Exercise goal => Write out, precisely and in full, each line of the material.
**********
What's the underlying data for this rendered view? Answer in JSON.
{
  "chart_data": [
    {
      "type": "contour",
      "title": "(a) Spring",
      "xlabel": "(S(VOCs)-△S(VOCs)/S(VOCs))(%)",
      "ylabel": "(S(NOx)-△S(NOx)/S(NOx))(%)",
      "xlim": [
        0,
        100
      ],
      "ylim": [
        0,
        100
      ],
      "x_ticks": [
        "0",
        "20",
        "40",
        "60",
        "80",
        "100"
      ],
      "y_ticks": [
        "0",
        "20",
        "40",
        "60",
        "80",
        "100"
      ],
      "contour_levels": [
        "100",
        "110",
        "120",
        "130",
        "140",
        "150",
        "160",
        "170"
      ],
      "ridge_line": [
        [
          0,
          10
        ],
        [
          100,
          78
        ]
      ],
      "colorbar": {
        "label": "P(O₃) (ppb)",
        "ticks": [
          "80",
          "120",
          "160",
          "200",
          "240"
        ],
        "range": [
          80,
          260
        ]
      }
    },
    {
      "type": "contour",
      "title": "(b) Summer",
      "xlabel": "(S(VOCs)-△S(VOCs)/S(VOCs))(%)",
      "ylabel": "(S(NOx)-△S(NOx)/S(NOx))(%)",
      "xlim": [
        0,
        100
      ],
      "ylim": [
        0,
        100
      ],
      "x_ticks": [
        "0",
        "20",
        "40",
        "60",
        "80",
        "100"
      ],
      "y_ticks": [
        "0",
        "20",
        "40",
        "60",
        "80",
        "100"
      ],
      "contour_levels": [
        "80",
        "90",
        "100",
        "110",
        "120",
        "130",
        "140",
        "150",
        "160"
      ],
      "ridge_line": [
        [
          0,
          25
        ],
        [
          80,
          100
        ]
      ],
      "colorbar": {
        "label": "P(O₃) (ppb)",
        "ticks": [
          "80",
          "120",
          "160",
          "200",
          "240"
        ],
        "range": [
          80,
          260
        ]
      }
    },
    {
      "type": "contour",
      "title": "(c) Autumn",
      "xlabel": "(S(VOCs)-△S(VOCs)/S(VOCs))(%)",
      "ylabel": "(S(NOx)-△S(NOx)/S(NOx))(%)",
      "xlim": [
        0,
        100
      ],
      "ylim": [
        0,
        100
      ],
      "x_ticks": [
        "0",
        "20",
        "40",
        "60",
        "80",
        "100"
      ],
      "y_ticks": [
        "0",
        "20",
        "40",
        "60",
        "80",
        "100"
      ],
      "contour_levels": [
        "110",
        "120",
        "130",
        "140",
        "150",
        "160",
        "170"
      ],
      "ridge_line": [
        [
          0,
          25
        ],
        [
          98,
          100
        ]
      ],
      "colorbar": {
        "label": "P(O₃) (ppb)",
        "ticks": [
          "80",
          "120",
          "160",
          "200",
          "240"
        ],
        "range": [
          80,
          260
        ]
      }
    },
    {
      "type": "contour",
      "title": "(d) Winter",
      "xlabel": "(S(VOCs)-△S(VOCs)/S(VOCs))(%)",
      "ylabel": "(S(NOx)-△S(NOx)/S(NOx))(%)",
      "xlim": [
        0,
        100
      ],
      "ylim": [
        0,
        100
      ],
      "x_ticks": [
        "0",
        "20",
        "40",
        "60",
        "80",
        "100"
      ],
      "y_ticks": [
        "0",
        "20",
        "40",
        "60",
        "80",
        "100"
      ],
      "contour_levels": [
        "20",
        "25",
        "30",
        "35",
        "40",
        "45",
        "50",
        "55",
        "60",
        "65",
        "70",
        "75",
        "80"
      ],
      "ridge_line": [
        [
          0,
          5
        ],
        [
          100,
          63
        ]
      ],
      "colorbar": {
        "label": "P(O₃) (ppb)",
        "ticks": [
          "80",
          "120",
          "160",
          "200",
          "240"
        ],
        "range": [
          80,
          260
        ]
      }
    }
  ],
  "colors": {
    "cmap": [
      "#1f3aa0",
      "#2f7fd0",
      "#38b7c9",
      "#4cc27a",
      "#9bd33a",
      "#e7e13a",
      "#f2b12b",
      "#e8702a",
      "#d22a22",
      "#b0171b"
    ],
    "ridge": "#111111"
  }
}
**********
Problem solution =>
What's the underlying data for this rendered view? Answer in JSON.
{
  "chart_data": [
    {
      "type": "contour",
      "title": "(a) Spring",
      "xlabel": "(S(VOCs)-△S(VOCs)/S(VOCs))(%)",
      "ylabel": "(S(NOx)-△S(NOx)/S(NOx))(%)",
      "xlim": [
        0,
        100
      ],
      "ylim": [
        0,
        100
      ],
      "x_ticks": [
        "0",
        "20",
        "40",
        "60",
        "80",
        "100"
      ],
      "y_ticks": [
        "0",
        "20",
        "40",
        "60",
        "80",
        "100"
      ],
      "contour_levels": [
        "100",
        "110",
        "120",
        "130",
        "140",
        "150",
        "160",
        "170"
      ],
      "ridge_line": [
        [
          0,
          10
        ],
        [
          100,
          78
        ]
      ],
      "colorbar": {
        "label": "P(O₃) (ppb)",
        "ticks": [
          "80",
          "120",
          "160",
          "200",
          "240"
        ],
        "range": [
          80,
          260
        ]
      }
    },
    {
      "type": "contour",
      "title": "(b) Summer",
      "xlabel": "(S(VOCs)-△S(VOCs)/S(VOCs))(%)",
      "ylabel": "(S(NOx)-△S(NOx)/S(NOx))(%)",
      "xlim": [
        0,
        100
      ],
      "ylim": [
        0,
        100
      ],
      "x_ticks": [
        "0",
        "20",
        "40",
        "60",
        "80",
        "100"
      ],
      "y_ticks": [
        "0",
        "20",
        "40",
        "60",
        "80",
        "100"
      ],
      "contour_levels": [
        "80",
        "90",
        "100",
        "110",
        "120",
        "130",
        "140",
        "150",
        "160"
      ],
      "ridge_line": [
        [
          0,
          25
        ],
        [
          80,
          100
        ]
      ],
      "colorbar": {
        "label": "P(O₃) (ppb)",
        "ticks": [
          "80",
          "120",
          "160",
          "200",
          "240"
        ],
        "range": [
          80,
          260
        ]
      }
    },
    {
      "type": "contour",
      "title": "(c) Autumn",
      "xlabel": "(S(VOCs)-△S(VOCs)/S(VOCs))(%)",
      "ylabel": "(S(NOx)-△S(NOx)/S(NOx))(%)",
      "xlim": [
        0,
        100
      ],
      "ylim": [
        0,
        100
      ],
      "x_ticks": [
        "0",
        "20",
        "40",
        "60",
        "80",
        "100"
      ],
      "y_ticks": [
        "0",
        "20",
        "40",
        "60",
        "80",
        "100"
      ],
      "contour_levels": [
        "110",
        "120",
        "130",
        "140",
        "150",
        "160",
        "170"
      ],
      "ridge_line": [
        [
          0,
          25
        ],
        [
          98,
          100
        ]
      ],
      "colorbar": {
        "label": "P(O₃) (ppb)",
        "ticks": [
          "80",
          "120",
          "160",
          "200",
          "240"
        ],
        "range": [
          80,
          260
        ]
      }
    },
    {
      "type": "contour",
      "title": "(d) Winter",
      "xlabel": "(S(VOCs)-△S(VOCs)/S(VOCs))(%)",
      "ylabel": "(S(NOx)-△S(NOx)/S(NOx))(%)",
      "xlim": [
        0,
        100
      ],
      "ylim": [
        0,
        100
      ],
      "x_ticks": [
        "0",
        "20",
        "40",
        "60",
        "80",
        "100"
      ],
      "y_ticks": [
        "0",
        "20",
        "40",
        "60",
        "80",
        "100"
      ],
      "contour_levels": [
        "20",
        "25",
        "30",
        "35",
        "40",
        "45",
        "50",
        "55",
        "60",
        "65",
        "70",
        "75",
        "80"
      ],
      "ridge_line": [
        [
          0,
          5
        ],
        [
          100,
          63
        ]
      ],
      "colorbar": {
        "label": "P(O₃) (ppb)",
        "ticks": [
          "80",
          "120",
          "160",
          "200",
          "240"
        ],
        "range": [
          80,
          260
        ]
      }
    }
  ],
  "colors": {
    "cmap": [
      "#1f3aa0",
      "#2f7fd0",
      "#38b7c9",
      "#4cc27a",
      "#9bd33a",
      "#e7e13a",
      "#f2b12b",
      "#e8702a",
      "#d22a22",
      "#b0171b"
    ],
    "ridge": "#111111"
  }
}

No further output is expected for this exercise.